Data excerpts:
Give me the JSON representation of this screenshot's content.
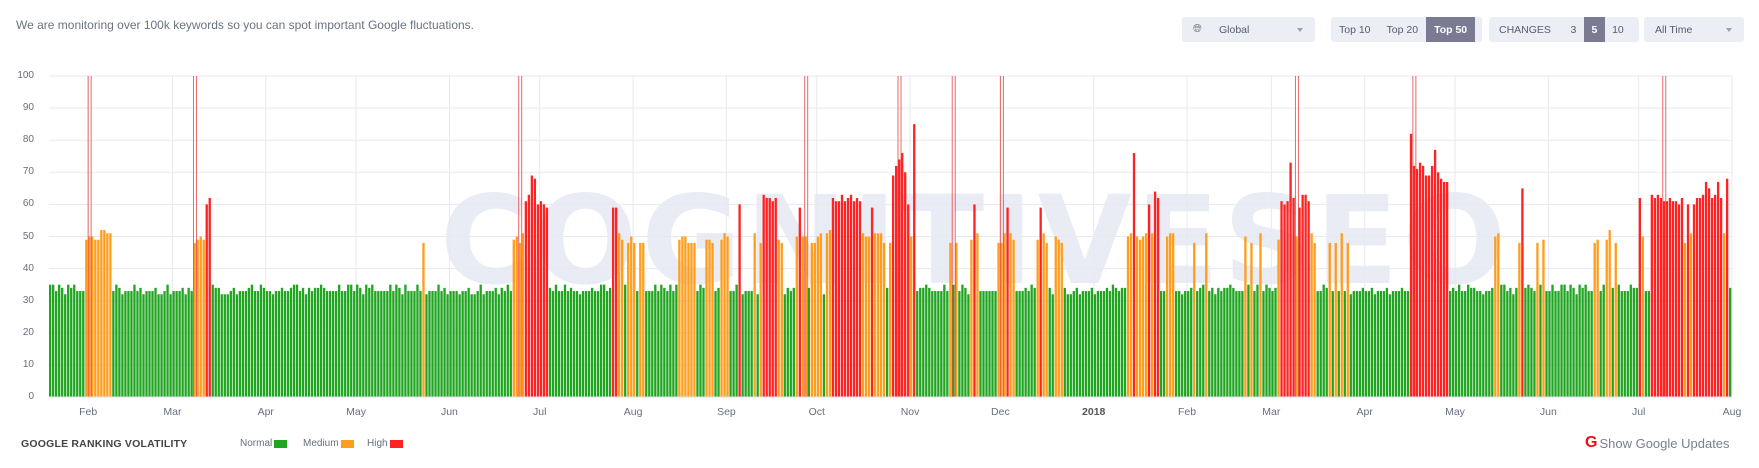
{
  "header": {
    "intro": "We are monitoring over 100k keywords so you can spot important Google fluctuations.",
    "region_select": {
      "icon": "globe-icon",
      "value": "Global"
    },
    "top_tabs": [
      {
        "label": "Top 10",
        "active": false
      },
      {
        "label": "Top 20",
        "active": false
      },
      {
        "label": "Top 50",
        "active": true
      }
    ],
    "changes": {
      "label": "CHANGES",
      "options": [
        {
          "label": "3",
          "active": false
        },
        {
          "label": "5",
          "active": true
        },
        {
          "label": "10",
          "active": false
        }
      ]
    },
    "time_select": {
      "value": "All Time"
    }
  },
  "watermark": "COGNITIVESEO",
  "legend": {
    "title": "GOOGLE RANKING VOLATILITY",
    "items": [
      {
        "label": "Normal",
        "color": "#1fa51f"
      },
      {
        "label": "Medium",
        "color": "#ff9d1c"
      },
      {
        "label": "High",
        "color": "#ff2222"
      }
    ]
  },
  "google_updates_toggle": {
    "icon": "google-g-icon",
    "label": "Show Google Updates"
  },
  "chart_data": {
    "type": "bar",
    "title": "",
    "xlabel": "",
    "ylabel": "",
    "ylim": [
      0,
      100
    ],
    "yticks": [
      0,
      10,
      20,
      30,
      40,
      50,
      60,
      70,
      80,
      90,
      100
    ],
    "grid": true,
    "x_start": "2017-01-19",
    "x_step": "1 day",
    "xticks": [
      {
        "date": "2017-02-01",
        "label": "Feb"
      },
      {
        "date": "2017-03-01",
        "label": "Mar"
      },
      {
        "date": "2017-04-01",
        "label": "Apr"
      },
      {
        "date": "2017-05-01",
        "label": "May"
      },
      {
        "date": "2017-06-01",
        "label": "Jun"
      },
      {
        "date": "2017-07-01",
        "label": "Jul"
      },
      {
        "date": "2017-08-01",
        "label": "Aug"
      },
      {
        "date": "2017-09-01",
        "label": "Sep"
      },
      {
        "date": "2017-10-01",
        "label": "Oct"
      },
      {
        "date": "2017-11-01",
        "label": "Nov"
      },
      {
        "date": "2017-12-01",
        "label": "Dec"
      },
      {
        "date": "2018-01-01",
        "label": "2018"
      },
      {
        "date": "2018-02-01",
        "label": "Feb"
      },
      {
        "date": "2018-03-01",
        "label": "Mar"
      },
      {
        "date": "2018-04-01",
        "label": "Apr"
      },
      {
        "date": "2018-05-01",
        "label": "May"
      },
      {
        "date": "2018-06-01",
        "label": "Jun"
      },
      {
        "date": "2018-07-01",
        "label": "Jul"
      },
      {
        "date": "2018-08-01",
        "label": "Aug"
      }
    ],
    "levels": {
      "Normal": "#1fa51f",
      "Medium": "#ff9d1c",
      "High": "#ff2222"
    },
    "google_updates": [
      "2017-02-01",
      "2017-03-08",
      "2017-06-24",
      "2017-09-27",
      "2017-10-28",
      "2017-11-15",
      "2017-12-01",
      "2018-03-09",
      "2018-04-17",
      "2018-07-09"
    ],
    "values": [
      35,
      35,
      33,
      35,
      34,
      32,
      35,
      34,
      35,
      33,
      33,
      33,
      49,
      50,
      50,
      49,
      49,
      52,
      52,
      51,
      51,
      33,
      35,
      34,
      32,
      33,
      33,
      33,
      35,
      33,
      34,
      32,
      33,
      33,
      33,
      34,
      32,
      32,
      33,
      35,
      32,
      33,
      33,
      33,
      34,
      32,
      34,
      33,
      48,
      49,
      50,
      49,
      60,
      62,
      35,
      34,
      34,
      32,
      32,
      32,
      33,
      34,
      32,
      33,
      33,
      33,
      34,
      35,
      33,
      33,
      35,
      34,
      33,
      33,
      32,
      33,
      33,
      34,
      33,
      33,
      34,
      35,
      35,
      33,
      34,
      32,
      34,
      33,
      34,
      34,
      35,
      34,
      33,
      33,
      33,
      33,
      35,
      33,
      33,
      35,
      35,
      33,
      35,
      34,
      32,
      35,
      34,
      35,
      33,
      33,
      33,
      33,
      33,
      35,
      33,
      35,
      34,
      32,
      35,
      33,
      33,
      33,
      35,
      33,
      48,
      32,
      33,
      33,
      33,
      35,
      33,
      34,
      32,
      33,
      33,
      33,
      32,
      33,
      33,
      34,
      32,
      32,
      33,
      35,
      32,
      33,
      33,
      33,
      34,
      32,
      34,
      33,
      35,
      33,
      49,
      50,
      48,
      51,
      61,
      63,
      69,
      68,
      60,
      61,
      60,
      59,
      34,
      33,
      35,
      33,
      33,
      35,
      33,
      34,
      33,
      33,
      32,
      33,
      33,
      33,
      34,
      33,
      33,
      35,
      35,
      33,
      34,
      59,
      59,
      51,
      49,
      35,
      48,
      50,
      48,
      33,
      48,
      48,
      33,
      33,
      33,
      35,
      33,
      35,
      34,
      33,
      35,
      33,
      35,
      49,
      50,
      50,
      48,
      48,
      48,
      33,
      35,
      34,
      49,
      49,
      48,
      33,
      34,
      49,
      51,
      50,
      33,
      33,
      35,
      60,
      32,
      33,
      33,
      33,
      51,
      32,
      48,
      63,
      62,
      62,
      61,
      62,
      49,
      48,
      32,
      34,
      33,
      34,
      50,
      59,
      50,
      50,
      34,
      48,
      48,
      50,
      51,
      32,
      51,
      52,
      62,
      61,
      61,
      63,
      61,
      62,
      63,
      61,
      62,
      61,
      51,
      50,
      50,
      59,
      51,
      51,
      51,
      48,
      34,
      48,
      69,
      72,
      74,
      76,
      70,
      60,
      50,
      85,
      33,
      34,
      34,
      35,
      34,
      33,
      33,
      33,
      33,
      35,
      33,
      48,
      35,
      48,
      33,
      35,
      34,
      32,
      49,
      60,
      51,
      33,
      33,
      33,
      33,
      33,
      33,
      48,
      48,
      51,
      59,
      51,
      49,
      33,
      33,
      33,
      34,
      33,
      35,
      34,
      49,
      59,
      51,
      48,
      34,
      32,
      50,
      49,
      48,
      34,
      32,
      32,
      33,
      34,
      32,
      33,
      33,
      33,
      34,
      32,
      33,
      33,
      33,
      34,
      33,
      35,
      34,
      33,
      34,
      34,
      50,
      51,
      76,
      50,
      49,
      50,
      51,
      60,
      51,
      64,
      62,
      33,
      33,
      50,
      51,
      51,
      33,
      33,
      32,
      33,
      33,
      34,
      48,
      33,
      34,
      35,
      51,
      33,
      34,
      32,
      34,
      33,
      34,
      34,
      35,
      34,
      33,
      33,
      33,
      50,
      35,
      48,
      33,
      35,
      51,
      33,
      35,
      34,
      33,
      34,
      49,
      61,
      60,
      61,
      73,
      62,
      50,
      59,
      63,
      63,
      61,
      51,
      48,
      33,
      33,
      35,
      34,
      48,
      33,
      48,
      33,
      51,
      33,
      48,
      32,
      33,
      33,
      33,
      34,
      33,
      33,
      34,
      32,
      33,
      33,
      33,
      34,
      32,
      33,
      33,
      33,
      34,
      33,
      33,
      82,
      72,
      71,
      73,
      72,
      69,
      69,
      72,
      77,
      70,
      68,
      67,
      67,
      33,
      34,
      33,
      35,
      33,
      33,
      35,
      34,
      34,
      33,
      33,
      32,
      33,
      33,
      34,
      50,
      51,
      35,
      35,
      33,
      34,
      32,
      34,
      48,
      65,
      34,
      35,
      34,
      33,
      48,
      35,
      49,
      33,
      33,
      35,
      33,
      33,
      35,
      35,
      33,
      35,
      34,
      32,
      35,
      34,
      35,
      33,
      33,
      48,
      49,
      33,
      35,
      49,
      52,
      34,
      48,
      35,
      33,
      33,
      33,
      35,
      34,
      34,
      62,
      50,
      33,
      33,
      63,
      62,
      63,
      62,
      61,
      61,
      62,
      61,
      61,
      60,
      62,
      48,
      60,
      51,
      60,
      62,
      62,
      63,
      67,
      65,
      62,
      63,
      67,
      62,
      51,
      68,
      34
    ]
  }
}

(WHAT YOU HAVE TO DO)
Check each line of the entries above, and show every one holding the word "color".

(RESPONSE TO THIS TASK)
        "color": "#1fa51f"
        "color": "#ff9d1c"
        "color": "#ff2222"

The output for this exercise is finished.